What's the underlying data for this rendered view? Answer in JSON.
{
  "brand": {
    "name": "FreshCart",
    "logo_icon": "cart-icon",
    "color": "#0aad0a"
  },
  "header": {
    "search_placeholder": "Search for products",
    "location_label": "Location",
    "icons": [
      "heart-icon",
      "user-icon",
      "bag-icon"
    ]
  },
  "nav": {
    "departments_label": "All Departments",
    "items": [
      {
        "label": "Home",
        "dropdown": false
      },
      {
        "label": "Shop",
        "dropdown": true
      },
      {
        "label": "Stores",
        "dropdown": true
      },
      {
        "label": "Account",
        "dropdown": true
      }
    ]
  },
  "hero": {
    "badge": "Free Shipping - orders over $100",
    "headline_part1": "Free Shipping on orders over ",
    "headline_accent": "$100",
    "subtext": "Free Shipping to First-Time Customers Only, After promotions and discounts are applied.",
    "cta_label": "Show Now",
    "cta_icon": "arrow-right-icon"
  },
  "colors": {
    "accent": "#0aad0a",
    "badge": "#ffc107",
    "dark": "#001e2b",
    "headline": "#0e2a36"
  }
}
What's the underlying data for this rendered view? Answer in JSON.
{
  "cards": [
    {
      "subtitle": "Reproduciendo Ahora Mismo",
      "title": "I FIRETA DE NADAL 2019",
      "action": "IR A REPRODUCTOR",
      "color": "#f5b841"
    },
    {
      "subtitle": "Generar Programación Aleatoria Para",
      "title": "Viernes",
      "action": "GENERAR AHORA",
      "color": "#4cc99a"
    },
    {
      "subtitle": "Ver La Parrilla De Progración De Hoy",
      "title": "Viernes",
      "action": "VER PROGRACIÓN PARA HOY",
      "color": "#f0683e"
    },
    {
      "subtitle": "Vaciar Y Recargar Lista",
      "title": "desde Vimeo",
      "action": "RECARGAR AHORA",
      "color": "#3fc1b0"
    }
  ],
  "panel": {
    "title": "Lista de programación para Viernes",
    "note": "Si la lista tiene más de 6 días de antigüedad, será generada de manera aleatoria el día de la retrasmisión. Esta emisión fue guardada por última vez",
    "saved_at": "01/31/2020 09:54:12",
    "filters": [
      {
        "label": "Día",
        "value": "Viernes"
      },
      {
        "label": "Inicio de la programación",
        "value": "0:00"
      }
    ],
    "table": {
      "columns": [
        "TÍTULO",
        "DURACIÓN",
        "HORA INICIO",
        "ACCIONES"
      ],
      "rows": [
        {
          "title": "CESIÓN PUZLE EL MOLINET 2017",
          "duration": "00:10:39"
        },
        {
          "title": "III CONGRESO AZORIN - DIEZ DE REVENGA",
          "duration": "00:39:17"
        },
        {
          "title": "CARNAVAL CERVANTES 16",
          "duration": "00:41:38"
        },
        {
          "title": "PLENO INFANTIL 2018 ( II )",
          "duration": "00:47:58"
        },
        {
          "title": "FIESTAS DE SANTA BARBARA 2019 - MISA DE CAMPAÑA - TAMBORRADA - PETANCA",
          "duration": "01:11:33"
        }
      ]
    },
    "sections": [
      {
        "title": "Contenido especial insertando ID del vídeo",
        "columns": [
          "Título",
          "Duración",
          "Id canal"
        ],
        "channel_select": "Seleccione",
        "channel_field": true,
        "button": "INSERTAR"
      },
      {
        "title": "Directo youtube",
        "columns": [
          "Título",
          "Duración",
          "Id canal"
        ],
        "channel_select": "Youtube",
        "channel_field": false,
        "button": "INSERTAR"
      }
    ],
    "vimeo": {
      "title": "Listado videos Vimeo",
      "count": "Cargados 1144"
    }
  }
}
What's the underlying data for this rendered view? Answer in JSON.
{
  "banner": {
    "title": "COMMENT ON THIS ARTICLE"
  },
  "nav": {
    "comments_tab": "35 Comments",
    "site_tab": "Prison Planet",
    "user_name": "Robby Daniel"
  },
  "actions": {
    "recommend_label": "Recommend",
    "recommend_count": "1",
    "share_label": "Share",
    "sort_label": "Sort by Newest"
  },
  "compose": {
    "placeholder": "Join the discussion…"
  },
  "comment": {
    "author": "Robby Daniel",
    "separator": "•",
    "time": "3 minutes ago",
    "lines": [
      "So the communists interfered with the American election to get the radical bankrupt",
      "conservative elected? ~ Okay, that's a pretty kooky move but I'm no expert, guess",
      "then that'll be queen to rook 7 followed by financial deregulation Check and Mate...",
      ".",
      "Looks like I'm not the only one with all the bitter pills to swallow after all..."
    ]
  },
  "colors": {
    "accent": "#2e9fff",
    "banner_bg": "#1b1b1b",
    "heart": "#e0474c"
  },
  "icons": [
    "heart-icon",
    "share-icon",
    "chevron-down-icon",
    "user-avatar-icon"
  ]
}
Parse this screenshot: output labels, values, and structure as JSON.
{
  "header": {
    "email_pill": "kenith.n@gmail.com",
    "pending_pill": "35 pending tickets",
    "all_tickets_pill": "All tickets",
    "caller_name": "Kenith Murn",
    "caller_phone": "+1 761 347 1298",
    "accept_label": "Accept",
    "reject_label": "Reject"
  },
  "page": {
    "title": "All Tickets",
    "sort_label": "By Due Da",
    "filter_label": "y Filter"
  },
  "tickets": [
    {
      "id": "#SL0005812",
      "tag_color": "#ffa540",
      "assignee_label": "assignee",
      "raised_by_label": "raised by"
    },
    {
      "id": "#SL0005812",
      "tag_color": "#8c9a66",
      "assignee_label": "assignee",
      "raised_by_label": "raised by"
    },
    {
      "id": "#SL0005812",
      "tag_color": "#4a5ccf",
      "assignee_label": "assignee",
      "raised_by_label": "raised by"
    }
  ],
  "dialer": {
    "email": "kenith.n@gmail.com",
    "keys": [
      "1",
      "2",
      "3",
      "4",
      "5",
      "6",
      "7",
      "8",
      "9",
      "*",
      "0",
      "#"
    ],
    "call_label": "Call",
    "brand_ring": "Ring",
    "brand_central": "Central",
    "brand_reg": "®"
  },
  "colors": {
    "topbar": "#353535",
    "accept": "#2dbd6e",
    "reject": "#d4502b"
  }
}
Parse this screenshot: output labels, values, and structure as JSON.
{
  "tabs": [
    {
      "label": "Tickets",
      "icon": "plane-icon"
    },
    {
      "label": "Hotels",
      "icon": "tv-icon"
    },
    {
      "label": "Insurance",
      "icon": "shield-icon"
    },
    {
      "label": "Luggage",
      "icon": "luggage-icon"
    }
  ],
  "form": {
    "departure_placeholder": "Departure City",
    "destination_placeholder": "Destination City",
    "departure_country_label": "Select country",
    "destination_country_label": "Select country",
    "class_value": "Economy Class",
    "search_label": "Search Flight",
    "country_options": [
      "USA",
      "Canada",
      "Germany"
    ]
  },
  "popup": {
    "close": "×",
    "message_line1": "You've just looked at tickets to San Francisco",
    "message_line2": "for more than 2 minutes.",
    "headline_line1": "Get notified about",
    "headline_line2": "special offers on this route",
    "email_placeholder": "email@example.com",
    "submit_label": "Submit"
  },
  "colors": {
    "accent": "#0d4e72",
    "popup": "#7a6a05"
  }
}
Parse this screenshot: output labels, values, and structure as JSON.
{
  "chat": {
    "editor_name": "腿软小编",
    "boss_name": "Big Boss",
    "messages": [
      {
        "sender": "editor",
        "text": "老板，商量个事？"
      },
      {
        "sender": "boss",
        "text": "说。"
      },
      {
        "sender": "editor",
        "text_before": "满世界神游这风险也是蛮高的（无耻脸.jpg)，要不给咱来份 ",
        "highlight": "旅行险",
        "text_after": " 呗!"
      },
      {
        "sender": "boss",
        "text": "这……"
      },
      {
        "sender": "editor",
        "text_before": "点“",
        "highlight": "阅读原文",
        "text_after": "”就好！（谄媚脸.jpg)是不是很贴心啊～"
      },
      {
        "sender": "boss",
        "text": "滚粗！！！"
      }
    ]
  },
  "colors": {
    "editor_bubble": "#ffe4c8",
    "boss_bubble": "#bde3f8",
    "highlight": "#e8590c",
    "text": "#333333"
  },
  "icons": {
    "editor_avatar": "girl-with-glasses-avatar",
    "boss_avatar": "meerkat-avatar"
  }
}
::::
## TASK TO COMPLETE
In the entries above, find lines with "minutes" and copy each.

## SOLUTION TO THIS EXERCISE
    "time": "3 minutes ago",
    "message_line2": "for more than 2 minutes.",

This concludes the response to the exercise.